## AIM OF THE TASK
Please extract from the listing below the lines starting with the one containing "check-cell[interactable]: [64, 573, 80, 584]" and going on through the one containing "check-cell[interactable]: [328, 529, 344, 540]", and copy them without any changes.

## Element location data
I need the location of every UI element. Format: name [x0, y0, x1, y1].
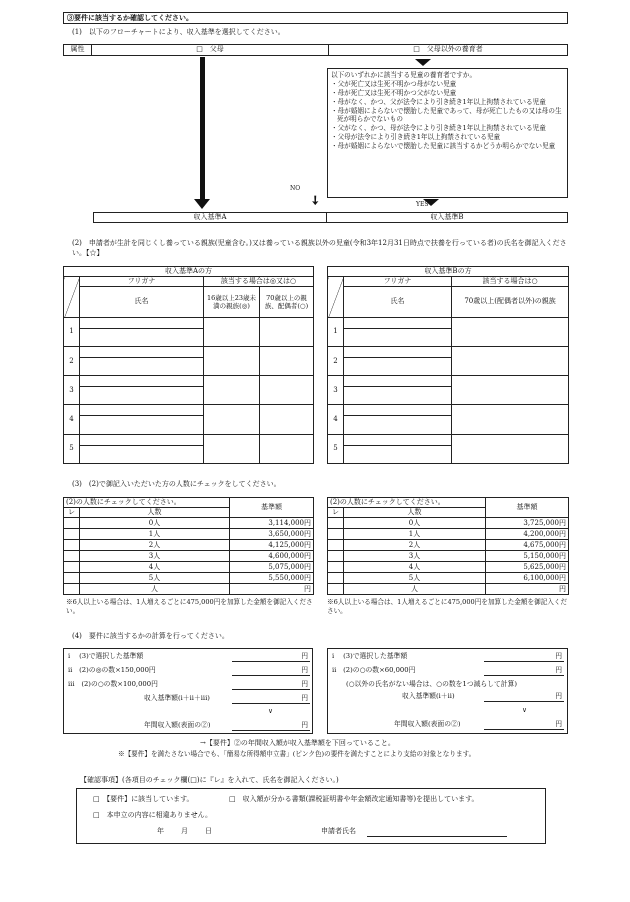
check-cell[interactable]: [64, 573, 80, 584]
arrow-shaft-icon: [200, 57, 205, 200]
count-cell: 人: [80, 584, 230, 595]
amount-cell: 円: [486, 584, 569, 595]
confirm-box: [76, 788, 546, 844]
calc-b-total: 収入基準額(i＋ii): [402, 692, 455, 700]
amount-cell: 5,550,000円: [230, 573, 314, 584]
check-cell[interactable]: [64, 540, 80, 551]
amount-cell: 5,150,000円: [486, 551, 569, 562]
condition-item: ・母がなく、かつ、父が法令により引き続き1年以上拘禁されている児童: [331, 97, 546, 106]
check-col-header: レ: [328, 508, 344, 518]
check-col-header: レ: [64, 508, 80, 518]
footnote: ※【要件】を満たさない場合でも、「簡易な所得額申立書」(ピンク色)の要件を満たすことにより支給の対象となります。: [118, 750, 476, 758]
diag-cell: [328, 277, 344, 317]
q3-table-a: [63, 497, 314, 595]
name-header: 氏名: [80, 287, 204, 317]
check-cell[interactable]: [452, 317, 569, 346]
condition-item: ・母が死亡又は生死不明かつ父がない児童: [331, 88, 457, 97]
condition-item: ・父母が法令により引き続き1年以上拘禁されている児童: [331, 133, 501, 142]
name-header: 氏名: [344, 287, 452, 317]
q1-instruction: (1) 以下のフローチャートにより、収入基準を選択してください。: [72, 28, 285, 36]
day-label: 日: [205, 827, 212, 835]
attr-label: 属性: [64, 45, 92, 55]
result-a: 収入基準A: [93, 212, 327, 223]
condition-item: ・父が死亡又は生死不明かつ母がない児童: [331, 79, 457, 88]
q3-note-b: ※6人以上いる場合は、1人増えるごとに475,000円を加算した金額を御記入ください。: [327, 598, 568, 616]
opt-parent-checkbox[interactable]: □ 父母: [92, 45, 329, 55]
ge-symbol: ∨: [268, 707, 273, 715]
base-col-header: 基準額: [486, 498, 569, 518]
row-number: 1: [328, 317, 344, 346]
check-cell[interactable]: [328, 529, 344, 540]
row-number: 1: [64, 317, 80, 346]
check-cell[interactable]: [204, 405, 260, 434]
yen-unit: 円: [555, 666, 562, 674]
name-input[interactable]: [344, 328, 452, 346]
q2-table-a: [63, 266, 314, 464]
amount-cell: 4,200,000円: [486, 529, 569, 540]
amount-cell: 4,125,000円: [230, 540, 314, 551]
q3-table-b: [327, 497, 569, 595]
amount-cell: 5,625,000円: [486, 562, 569, 573]
condition-list: [331, 80, 564, 151]
diag-cell: [64, 277, 80, 317]
check-cell[interactable]: [452, 434, 569, 463]
calc-a-iii-input[interactable]: [232, 680, 310, 690]
month-label: 月: [181, 827, 188, 835]
count-cell: 5人: [80, 573, 230, 584]
check-cell[interactable]: [328, 573, 344, 584]
yen-unit: 円: [555, 720, 562, 728]
furigana-input[interactable]: [344, 317, 452, 328]
confirm-item1-checkbox[interactable]: □ 【要件】に該当しています。: [93, 795, 194, 803]
calc-a-ii: ii (2)の◎の数×150,000円: [68, 666, 156, 674]
yen-unit: 円: [301, 721, 308, 729]
no-label: NO: [290, 185, 301, 192]
arrow-down-icon: [194, 199, 210, 209]
count-cell: 1人: [80, 529, 230, 540]
calc-b-ii: ii (2)の○の数×60,000円: [332, 666, 416, 674]
calc-b-i: i (3)で選択した基準額: [332, 652, 408, 660]
furigana-input[interactable]: [80, 434, 204, 445]
check-cell[interactable]: [64, 551, 80, 562]
yen-unit: 円: [555, 692, 562, 700]
count-cell: 1人: [344, 529, 486, 540]
check-cell[interactable]: [64, 529, 80, 540]
attribute-row: [63, 44, 568, 56]
year-label: 年: [157, 827, 164, 835]
check-cell[interactable]: [328, 540, 344, 551]
calc-b-total-input[interactable]: [484, 692, 564, 702]
count-col-header: 人数: [344, 508, 486, 518]
row-number: 5: [64, 434, 80, 463]
q3-note-a: ※6人以上いる場合は、1人増えるごとに475,000円を加算した金額を御記入ください。: [66, 598, 313, 616]
cond-title: 以下のいずれかに該当する児童の養育者ですか。: [331, 71, 477, 79]
name-input[interactable]: [344, 416, 452, 434]
name-input[interactable]: [344, 445, 452, 463]
col1-header: 16歳以上23歳未満の親族(◎): [204, 287, 260, 317]
calc-a-total-input[interactable]: [232, 694, 310, 704]
count-cell: 4人: [344, 562, 486, 573]
check-cell[interactable]: [328, 562, 344, 573]
furigana-input[interactable]: [344, 405, 452, 416]
count-cell: 5人: [344, 573, 486, 584]
table-title: 収入基準Aの方: [64, 267, 314, 277]
result-b: 収入基準B: [327, 212, 568, 223]
confirm-title: 【確認事項】(各項目のチェック欄(□)に『レ』を入れて、氏名を御記入ください。): [80, 776, 339, 784]
check-cell[interactable]: [260, 434, 314, 463]
amount-cell: 6,100,000円: [486, 573, 569, 584]
calc-a-i-input[interactable]: [232, 652, 310, 662]
col1-header: 70歳以上(配偶者以外)の親族: [452, 287, 569, 317]
calc-b-i-input[interactable]: [484, 652, 564, 662]
table-title: 収入基準Bの方: [328, 267, 569, 277]
amount-cell: 3,650,000円: [230, 529, 314, 540]
amount-cell: 5,075,000円: [230, 562, 314, 573]
section-title: ③要件に該当するか確認してください。: [63, 12, 568, 24]
check-cell[interactable]: [328, 584, 344, 595]
check-cell[interactable]: [64, 584, 80, 595]
condition-item: ・母が婚姻によらないで懐胎した児童であって、母が死亡したもの又は母の生死が明らかでないもの: [331, 106, 562, 124]
applicant-label: 申請者氏名: [321, 827, 356, 835]
furigana-input[interactable]: [344, 346, 452, 357]
name-input[interactable]: [80, 445, 204, 463]
furigana-input[interactable]: [80, 405, 204, 416]
yen-unit: 円: [301, 652, 308, 660]
count-col-header: 人数: [80, 508, 230, 518]
calc-b-annual-input[interactable]: [484, 720, 564, 730]
count-cell: 3人: [344, 551, 486, 562]
yen-unit: 円: [301, 680, 308, 688]
q3-instruction: (3) (2)で御記入いただいた方の人数にチェックをしてください。: [72, 480, 281, 488]
check-cell[interactable]: [204, 317, 260, 346]
count-cell: 2人: [344, 540, 486, 551]
check-cell[interactable]: [328, 518, 344, 529]
row-number: 3: [64, 376, 80, 405]
check-cell[interactable]: [260, 346, 314, 375]
opt-other-checkbox[interactable]: □ 父母以外の養育者: [413, 45, 483, 53]
calc-box-a: [63, 648, 313, 734]
condition-item: ・母が婚姻によらないで懐胎した児童に該当するかどうか明らかでない児童: [331, 142, 556, 151]
confirm-item2-checkbox[interactable]: □ 収入額が分かる書類(課税証明書や年金額改定通知書等)を提出しています。: [229, 795, 479, 803]
check-cell[interactable]: [204, 434, 260, 463]
condition-box: [327, 68, 568, 198]
yen-unit: 円: [301, 666, 308, 674]
furigana-input[interactable]: [344, 376, 452, 387]
row-number: 2: [64, 346, 80, 375]
calc-b-annual: 年間収入額(表面の②): [394, 720, 461, 728]
calc-a-total: 収入基準額(i＋ii＋iii): [144, 694, 210, 702]
amount-cell: 円: [230, 584, 314, 595]
furigana-header: フリガナ: [80, 277, 204, 287]
calc-a-ii-input[interactable]: [232, 666, 310, 676]
yen-unit: 円: [555, 652, 562, 660]
check-cell[interactable]: [260, 317, 314, 346]
amount-cell: 4,675,000円: [486, 540, 569, 551]
amount-cell: 4,600,000円: [230, 551, 314, 562]
furigana-input[interactable]: [80, 317, 204, 328]
calc-a-annual: 年間収入額(表面の②): [144, 721, 211, 729]
q4-instruction: (4) 要件に該当するかの計算を行ってください。: [72, 632, 229, 640]
check-cell[interactable]: [260, 405, 314, 434]
furigana-input[interactable]: [344, 434, 452, 445]
calc-a-i: i (3)で選択した基準額: [68, 652, 144, 660]
check-cell[interactable]: [452, 346, 569, 375]
count-cell: 0人: [344, 518, 486, 529]
q3-header: (2)の人数にチェックしてください。: [328, 498, 486, 508]
row-number: 4: [64, 405, 80, 434]
furigana-input[interactable]: [80, 376, 204, 387]
name-input[interactable]: [80, 328, 204, 346]
name-input[interactable]: [80, 357, 204, 375]
base-col-header: 基準額: [230, 498, 314, 518]
count-cell: 人: [344, 584, 486, 595]
q2-table-b: [327, 266, 569, 464]
check-cell[interactable]: [204, 376, 260, 405]
name-input[interactable]: [80, 387, 204, 405]
check-cell[interactable]: [64, 562, 80, 573]
row-number: 2: [328, 346, 344, 375]
count-cell: 4人: [80, 562, 230, 573]
calc-a-iii: iii (2)の○の数×100,000円: [68, 680, 158, 688]
name-input[interactable]: [344, 387, 452, 405]
row-number: 5: [328, 434, 344, 463]
furigana-header: フリガナ: [344, 277, 452, 287]
yen-unit: 円: [301, 694, 308, 702]
furigana-input[interactable]: [80, 346, 204, 357]
applicant-name-input[interactable]: [367, 827, 507, 837]
row-number: 3: [328, 376, 344, 405]
calc-box-b: [327, 648, 568, 734]
name-input[interactable]: [344, 357, 452, 375]
q3-header: (2)の人数にチェックしてください。: [64, 498, 230, 508]
name-input[interactable]: [80, 416, 204, 434]
confirm-item3-checkbox[interactable]: □ 本申立の内容に相違ありません。: [93, 811, 213, 819]
check-header: 該当する場合は○: [452, 277, 569, 287]
conclusion: →【要件】②の年間収入額が収入基準額を下回っていること。: [200, 739, 395, 747]
check-header: 該当する場合は◎又は○: [204, 277, 314, 287]
calc-a-annual-input[interactable]: [232, 721, 310, 731]
ge-symbol: ∨: [522, 706, 527, 714]
amount-cell: 3,114,000円: [230, 518, 314, 529]
arrow-diagonal-icon: ➘: [306, 191, 324, 209]
condition-item: ・父がなく、かつ、母が法令により引き続き1年以上拘禁されている児童: [331, 124, 546, 133]
arrow-down-icon: [415, 59, 431, 66]
yes-label: YES: [416, 201, 429, 208]
check-cell[interactable]: [452, 405, 569, 434]
amount-cell: 3,725,000円: [486, 518, 569, 529]
check-cell[interactable]: [260, 376, 314, 405]
check-cell[interactable]: [452, 376, 569, 405]
calc-b-ii-input[interactable]: [484, 666, 564, 676]
count-cell: 2人: [80, 540, 230, 551]
calc-b-note: (○以外の氏名がない場合は、○の数を1つ減らして計算): [346, 680, 518, 688]
col2-header: 70歳以上の親族、配偶者(○): [260, 287, 314, 317]
count-cell: 3人: [80, 551, 230, 562]
q2-instruction: (2) 申請者が生計を同じくし養っている親族(児童含む。)又は養っている親族以外の児童(令和3年12月31日時点で扶養を行っている者)の氏名を御記入ください。【☆】: [72, 239, 567, 258]
row-number: 4: [328, 405, 344, 434]
check-cell[interactable]: [64, 518, 80, 529]
check-cell[interactable]: [328, 551, 344, 562]
check-cell[interactable]: [204, 346, 260, 375]
count-cell: 0人: [80, 518, 230, 529]
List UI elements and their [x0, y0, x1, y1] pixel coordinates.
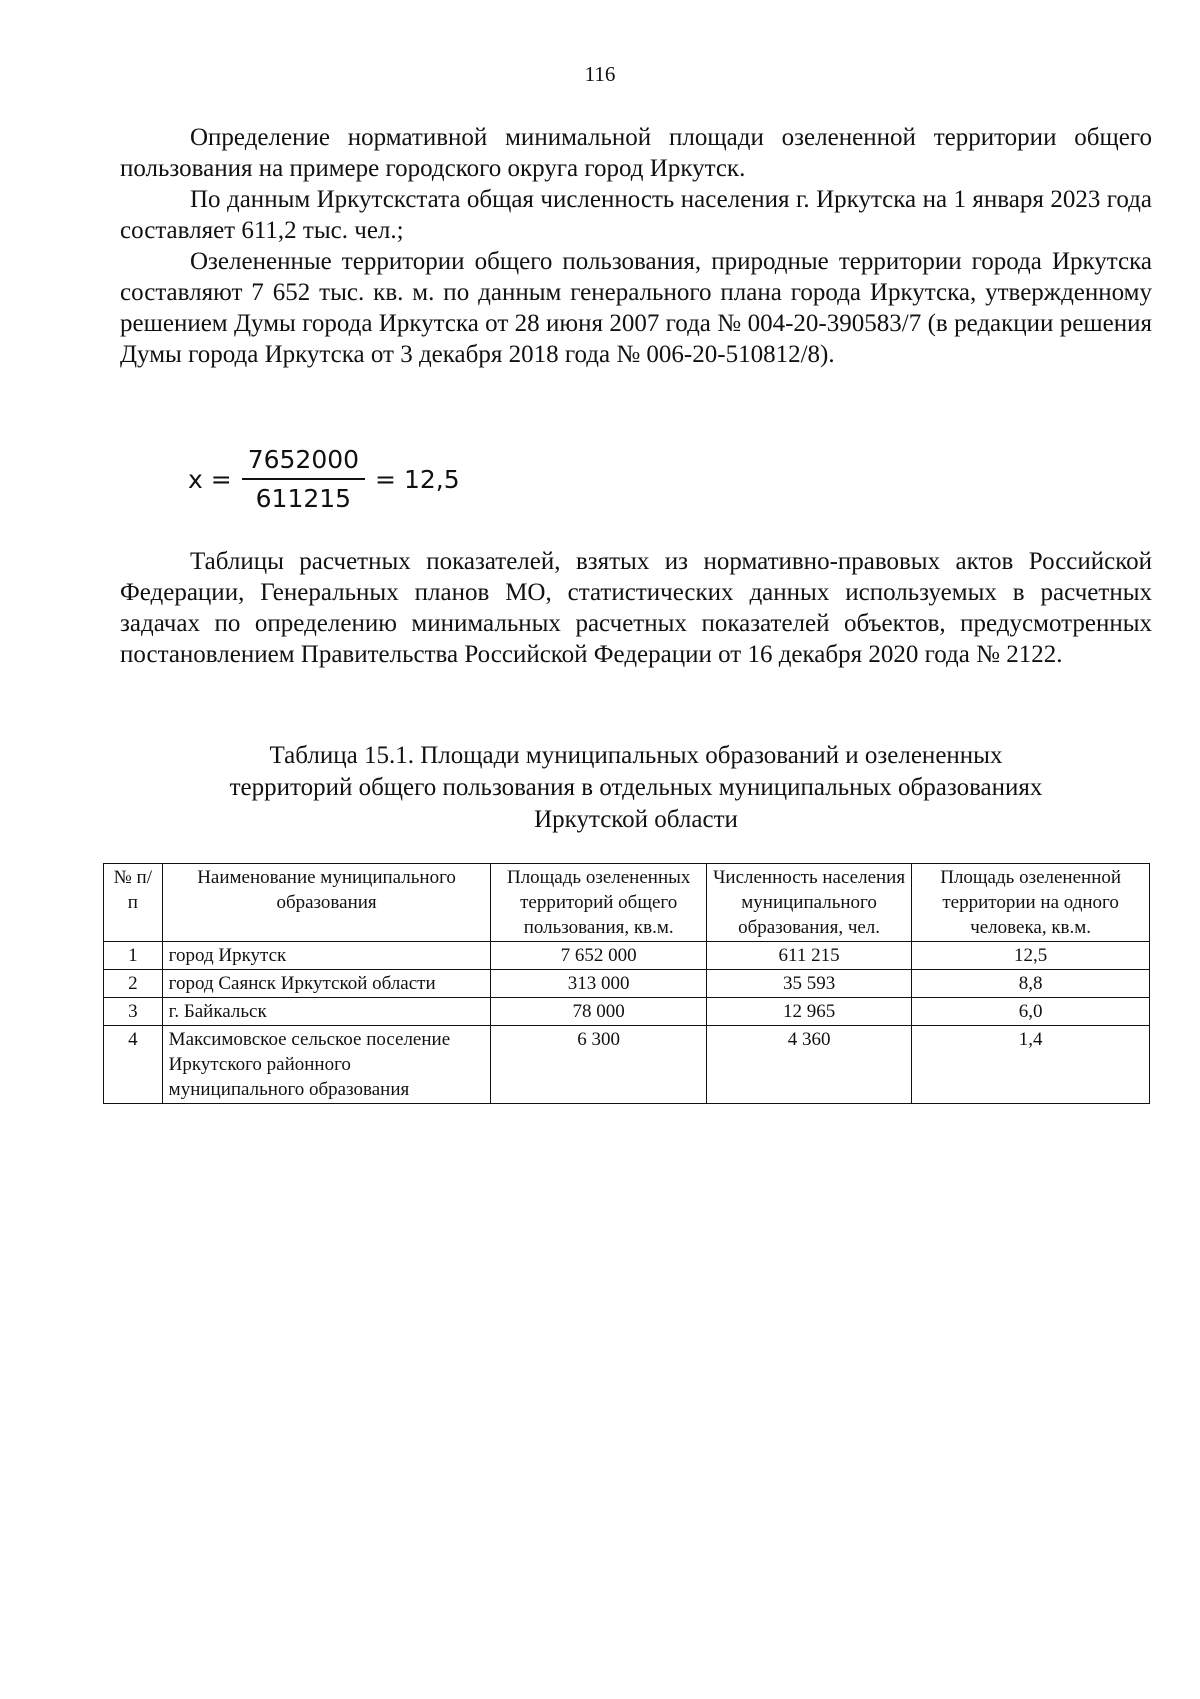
header-municipality-name: Наименование муниципального образования — [162, 864, 491, 942]
formula-rhs: = 12,5 — [375, 464, 460, 494]
cell-green-area: 6 300 — [491, 1026, 706, 1104]
table-caption-line-1: Таблица 15.1. Площади муниципальных образований и озелененных — [269, 742, 1003, 769]
formula-fraction — [242, 445, 365, 513]
cell-municipality-name: г. Байкальск — [162, 998, 491, 1026]
formula-numerator: 7652000 — [242, 445, 365, 480]
header-area-per-person: Площадь озелененной территории на одного человека, кв.м. — [912, 864, 1150, 942]
cell-area-per-person: 8,8 — [912, 970, 1150, 998]
cell-population: 12 965 — [706, 998, 911, 1026]
header-number: № п/п — [104, 864, 163, 942]
cell-number: 2 — [104, 970, 163, 998]
intro-section — [120, 122, 1152, 370]
intro-paragraph-1: Определение нормативной минимальной площади озелененной территории общего пользования на примере городского округа город Иркутск. — [120, 124, 1152, 182]
table-row — [104, 998, 1150, 1026]
page-number: 116 — [584, 62, 616, 86]
intro-paragraph-2: По данным Иркутскстата общая численность населения г. Иркутска на 1 января 2023 года составляет 611,2 тыс. чел.; — [120, 186, 1152, 244]
table-row — [104, 1026, 1150, 1104]
cell-population: 35 593 — [706, 970, 911, 998]
table-caption — [120, 740, 1152, 836]
cell-population: 4 360 — [706, 1026, 911, 1104]
header-population: Численность населения муниципального образования, чел. — [706, 864, 911, 942]
cell-number: 3 — [104, 998, 163, 1026]
cell-area-per-person: 6,0 — [912, 998, 1150, 1026]
cell-municipality-name: город Иркутск — [162, 942, 491, 970]
header-green-area: Площадь озелененных территорий общего пользования, кв.м. — [491, 864, 706, 942]
cell-area-per-person: 12,5 — [912, 942, 1150, 970]
cell-municipality-name: город Саянск Иркутской области — [162, 970, 491, 998]
cell-number: 1 — [104, 942, 163, 970]
table-row — [104, 942, 1150, 970]
tables-intro-paragraph: Таблицы расчетных показателей, взятых из нормативно-правовых актов Российской Федерации, Генеральных планов МО, статистических данных используемых в расчетных задачах по определению минимальных расчетных показателей объектов, предусмотренных постановлением Правительства Российской Федерации от 16 декабря 2020 года № 2122. — [120, 548, 1152, 668]
cell-number: 4 — [104, 1026, 163, 1104]
table-caption-line-2: территорий общего пользования в отдельных муниципальных образованиях — [229, 774, 1043, 801]
calculation-formula — [188, 445, 460, 513]
cell-population: 611 215 — [706, 942, 911, 970]
formula-denominator: 611215 — [255, 484, 352, 513]
table-header-row — [104, 864, 1150, 942]
cell-municipality-name: Максимовское сельское поселение Иркутского районного муниципального образования — [162, 1026, 491, 1104]
tables-intro-section — [120, 546, 1152, 670]
cell-green-area: 78 000 — [491, 998, 706, 1026]
cell-area-per-person: 1,4 — [912, 1026, 1150, 1104]
green-areas-table — [103, 863, 1150, 1104]
table-row — [104, 970, 1150, 998]
table-caption-line-3: Иркутской области — [534, 806, 738, 833]
cell-green-area: 313 000 — [491, 970, 706, 998]
formula-lhs: x = — [188, 464, 232, 494]
intro-paragraph-3: Озелененные территории общего пользования, природные территории города Иркутска составляют 7 652 тыс. кв. м. по данным генерального плана города Иркутска, утвержденному решением Думы города Иркутска от 28 июня 2007 года № 004-20-390583/7 (в редакции решения Думы города Иркутска от 3 декабря 2018 года № 006-20-510812/8). — [120, 248, 1152, 368]
cell-green-area: 7 652 000 — [491, 942, 706, 970]
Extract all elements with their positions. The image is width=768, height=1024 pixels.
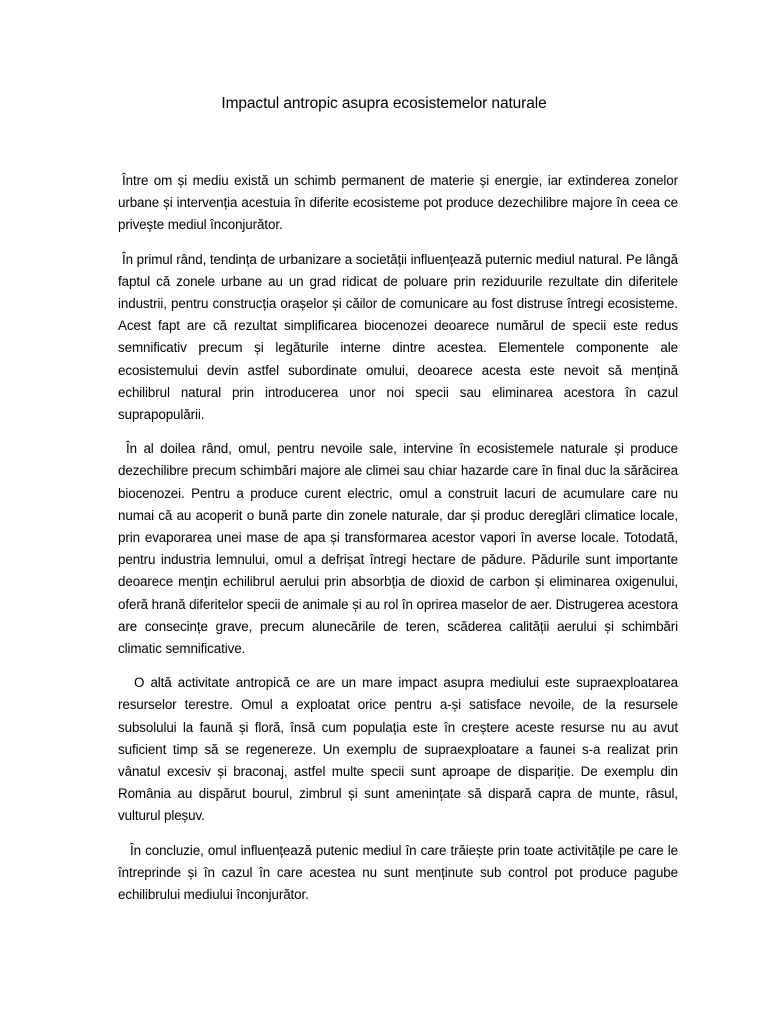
- paragraph-ecosystem-intervention: În al doilea rând, omul, pentru nevoile sale, intervine în ecosistemele naturale și produce dezechilibre precum schimbări majore ale climei sau chiar hazarde care în final duc la sărăcirea biocenozei. Pentru a produce curent electric, omul a construit lacuri de acumulare care nu numai că au acoperit o bună parte din zonele naturale, dar și produc dereglări climatice locale, prin evaporarea unei mase de apa și transformarea acestor vapori în averse locale. Totodată, pentru industria lemnului, omul a defrișat întregi hectare de pădure. Pădurile sunt importante deoarece mențin echilibrul aerului prin absorbția de dioxid de carbon și eliminarea oxigenului, oferă hrană diferitelor specii de animale și au rol în oprirea maselor de aer. Distrugerea acestora are consecințe grave, precum alunecările de teren, scăderea calității aerului și schimbări climatic semnificative.: [118, 441, 678, 657]
- paragraph-urbanization: În primul rând, tendința de urbanizare a societății influențează puternic mediul natural. Pe lângă faptul că zonele urbane au un grad ridicat de poluare prin reziduurile rezultate din diferitele industrii, pentru construcția orașelor și căilor de comunicare au fost distruse întregi ecosisteme. Acest fapt are că rezultat simplificarea biocenozei deoarece numărul de specii este redus semnificativ precum și legăturile interne dintre acestea. Elementele componente ale ecosistemului devin astfel subordinate omului, deoarece acesta este nevoit să mențină echilibrul natural prin introducerea unor noi specii sau eliminarea acestora în cazul suprapopulării.: [118, 251, 678, 423]
- document-title: Impactul antropic asupra ecosistemelor naturale: [221, 95, 547, 112]
- document-body: [118, 170, 678, 906]
- paragraph-overexploitation: O altă activitate antropică ce are un mare impact asupra mediului este supraexploatarea resurselor terestre. Omul a exploatat orice pentru a-și satisface nevoile, de la resursele subsolului la faună și floră, însă cum populația este în creștere aceste resurse nu au avut suficient timp să se regenereze. Un exemplu de supraexploatare a faunei s-a realizat prin vânatul excesiv și braconaj, astfel multe specii sunt aproape de dispariție. De exemplu din România au dispărut bourul, zimbrul și sunt amenințate să dispară capra de munte, râsul, vulturul pleșuv.: [118, 675, 678, 824]
- paragraph-conclusion: În concluzie, omul influențează putenic mediul în care trăiește prin toate activitățile pe care le întreprinde și în cazul în care acestea nu sunt menținute sub control pot produce pagube echilibrului mediului înconjurător.: [118, 842, 678, 903]
- paragraph-intro: Între om și mediu există un schimb permanent de materie și energie, iar extinderea zonelor urbane și intervenția acestuia în diferite ecosisteme pot produce dezechilibre majore în ceea ce privește mediul înconjurător.: [118, 173, 678, 233]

## SOLUTION
check-cell[interactable]: [64, 573, 80, 584]
arrow-shaft-icon: [200, 57, 205, 200]
count-cell: 人: [80, 584, 230, 595]
amount-cell: 円: [486, 584, 569, 595]
confirm-box: [76, 788, 546, 844]
calc-b-total: 収入基準額(i＋ii): [402, 692, 455, 700]
amount-cell: 5,550,000円: [230, 573, 314, 584]
check-cell[interactable]: [64, 540, 80, 551]
amount-cell: 5,150,000円: [486, 551, 569, 562]
condition-item: ・母がなく、かつ、父が法令により引き続き1年以上拘禁されている児童: [331, 97, 546, 106]
check-col-header: レ: [328, 508, 344, 518]
check-col-header: レ: [64, 508, 80, 518]
footnote: ※【要件】を満たさない場合でも、「簡易な所得額申立書」(ピンク色)の要件を満たすことにより支給の対象となります。: [118, 750, 476, 758]
diag-cell: [328, 277, 344, 317]
q3-table-a: [63, 497, 314, 595]
name-header: 氏名: [80, 287, 204, 317]
check-cell[interactable]: [452, 317, 569, 346]
condition-item: ・母が死亡又は生死不明かつ父がない児童: [331, 88, 457, 97]
condition-item: ・父母が法令により引き続き1年以上拘禁されている児童: [331, 133, 501, 142]
name-header: 氏名: [344, 287, 452, 317]
q1-instruction: (1) 以下のフローチャートにより、収入基準を選択してください。: [72, 28, 285, 36]
day-label: 日: [205, 827, 212, 835]
attr-label: 属性: [64, 45, 92, 55]
result-a: 収入基準A: [93, 212, 327, 223]
condition-item: ・父が死亡又は生死不明かつ母がない児童: [331, 79, 457, 88]
q3-note-b: ※6人以上いる場合は、1人増えるごとに475,000円を加算した金額を御記入ください。: [327, 598, 568, 616]
opt-parent-checkbox[interactable]: □ 父母: [92, 45, 329, 55]
ge-symbol: ∨: [268, 707, 273, 715]
base-col-header: 基準額: [486, 498, 569, 518]
row-number: 1: [328, 317, 344, 346]
check-cell[interactable]: [328, 529, 344, 540]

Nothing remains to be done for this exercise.